=== Work to complete ===
Type out all the records word for word. Any pictures are to be left out.

=== Rows ===
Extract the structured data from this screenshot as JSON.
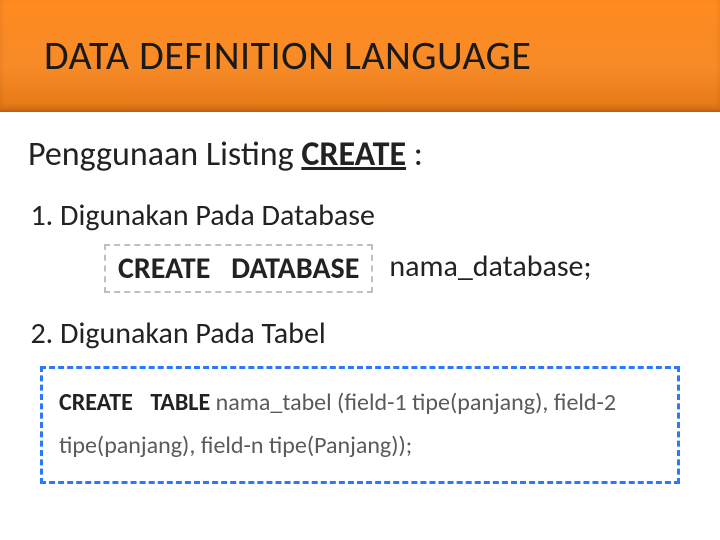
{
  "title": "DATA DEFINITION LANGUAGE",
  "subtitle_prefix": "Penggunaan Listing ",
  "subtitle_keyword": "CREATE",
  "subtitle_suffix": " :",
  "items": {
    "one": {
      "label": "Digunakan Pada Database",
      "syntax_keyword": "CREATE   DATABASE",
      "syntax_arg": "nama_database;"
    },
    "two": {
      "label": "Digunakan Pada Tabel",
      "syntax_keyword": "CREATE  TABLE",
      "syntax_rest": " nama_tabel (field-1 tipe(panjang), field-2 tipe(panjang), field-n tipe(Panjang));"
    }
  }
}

=== Written answer ===
Extract the structured data from this screenshot as JSON.
{
  "title": "DATA DEFINITION LANGUAGE",
  "subtitle_prefix": "Penggunaan Listing ",
  "subtitle_keyword": "CREATE",
  "subtitle_suffix": " :",
  "items": {
    "one": {
      "label": "Digunakan Pada Database",
      "syntax_keyword": "CREATE   DATABASE",
      "syntax_arg": "nama_database;"
    },
    "two": {
      "label": "Digunakan Pada Tabel",
      "syntax_keyword": "CREATE  TABLE",
      "syntax_rest": " nama_tabel (field-1 tipe(panjang), field-2 tipe(panjang), field-n tipe(Panjang));"
    }
  }
}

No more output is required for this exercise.